Available data:
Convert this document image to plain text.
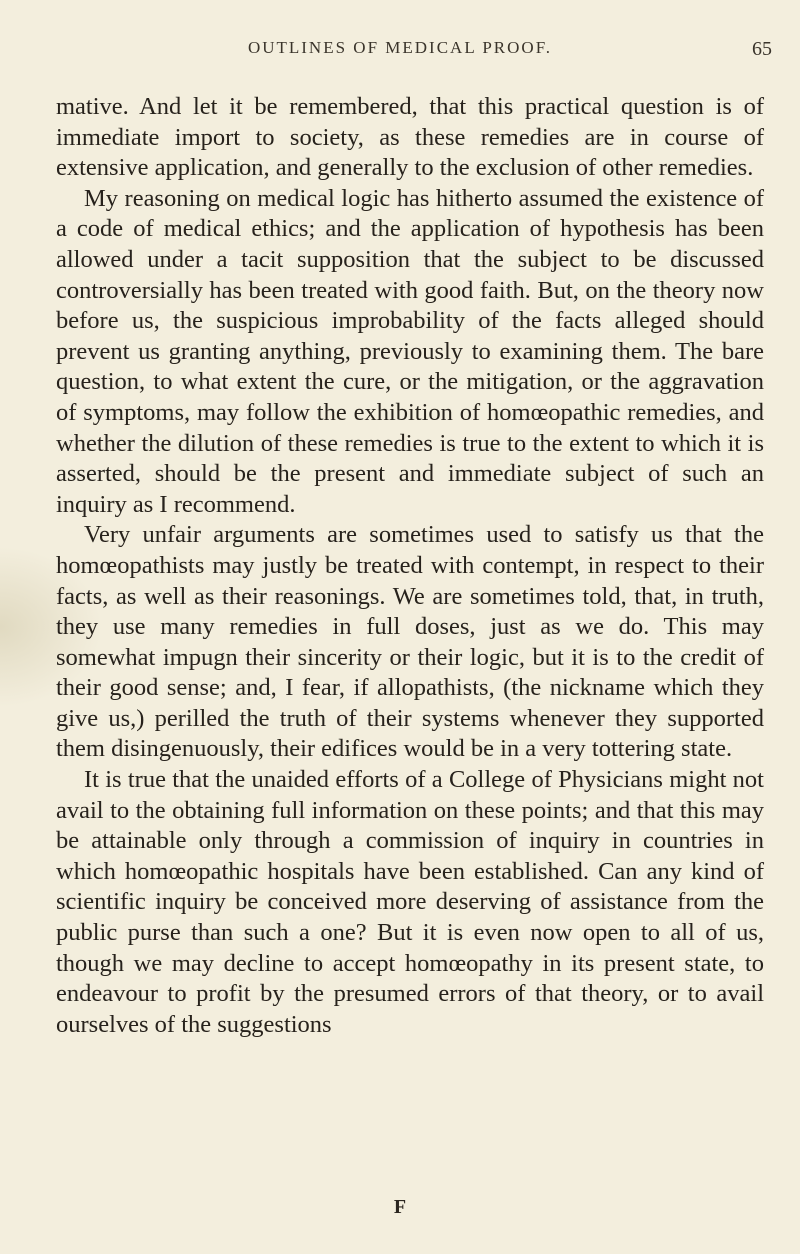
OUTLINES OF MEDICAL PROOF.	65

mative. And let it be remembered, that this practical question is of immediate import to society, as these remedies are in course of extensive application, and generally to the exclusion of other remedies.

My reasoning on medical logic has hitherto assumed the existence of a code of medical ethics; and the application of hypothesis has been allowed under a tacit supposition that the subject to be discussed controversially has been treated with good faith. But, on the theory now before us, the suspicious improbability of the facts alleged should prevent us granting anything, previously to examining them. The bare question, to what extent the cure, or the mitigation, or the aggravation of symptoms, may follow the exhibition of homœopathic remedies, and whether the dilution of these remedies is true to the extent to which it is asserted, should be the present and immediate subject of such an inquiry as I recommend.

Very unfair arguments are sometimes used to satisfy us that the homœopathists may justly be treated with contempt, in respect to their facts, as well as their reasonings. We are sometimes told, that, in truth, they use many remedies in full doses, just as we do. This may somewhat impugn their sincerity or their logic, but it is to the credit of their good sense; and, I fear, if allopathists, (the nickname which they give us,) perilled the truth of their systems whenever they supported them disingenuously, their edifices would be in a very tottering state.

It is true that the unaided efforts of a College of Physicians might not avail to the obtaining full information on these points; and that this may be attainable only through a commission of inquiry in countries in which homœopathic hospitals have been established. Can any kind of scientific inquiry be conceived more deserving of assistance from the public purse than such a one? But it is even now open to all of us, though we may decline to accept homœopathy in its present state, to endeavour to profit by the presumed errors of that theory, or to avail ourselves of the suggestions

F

Problem description:
Skip every picture and transcribe the data above exactly.

Result:
Convert this document image to plain text.
OUTLINES OF MEDICAL PROOF.	65

mative. And let it be remembered, that this practical question is of immediate import to society, as these remedies are in course of extensive application, and generally to the exclusion of other remedies.

My reasoning on medical logic has hitherto assumed the existence of a code of medical ethics; and the application of hypothesis has been allowed under a tacit supposition that the subject to be discussed controversially has been treated with good faith. But, on the theory now before us, the suspicious improbability of the facts alleged should prevent us granting anything, previously to examining them. The bare question, to what extent the cure, or the mitigation, or the aggravation of symptoms, may follow the exhibition of homœopathic remedies, and whether the dilution of these remedies is true to the extent to which it is asserted, should be the present and immediate subject of such an inquiry as I recommend.

Very unfair arguments are sometimes used to satisfy us that the homœopathists may justly be treated with contempt, in respect to their facts, as well as their reasonings. We are sometimes told, that, in truth, they use many remedies in full doses, just as we do. This may somewhat impugn their sincerity or their logic, but it is to the credit of their good sense; and, I fear, if allopathists, (the nickname which they give us,) perilled the truth of their systems whenever they supported them disingenuously, their edifices would be in a very tottering state.

It is true that the unaided efforts of a College of Physicians might not avail to the obtaining full information on these points; and that this may be attainable only through a commission of inquiry in countries in which homœopathic hospitals have been established. Can any kind of scientific inquiry be conceived more deserving of assistance from the public purse than such a one? But it is even now open to all of us, though we may decline to accept homœopathy in its present state, to endeavour to profit by the presumed errors of that theory, or to avail ourselves of the suggestions

F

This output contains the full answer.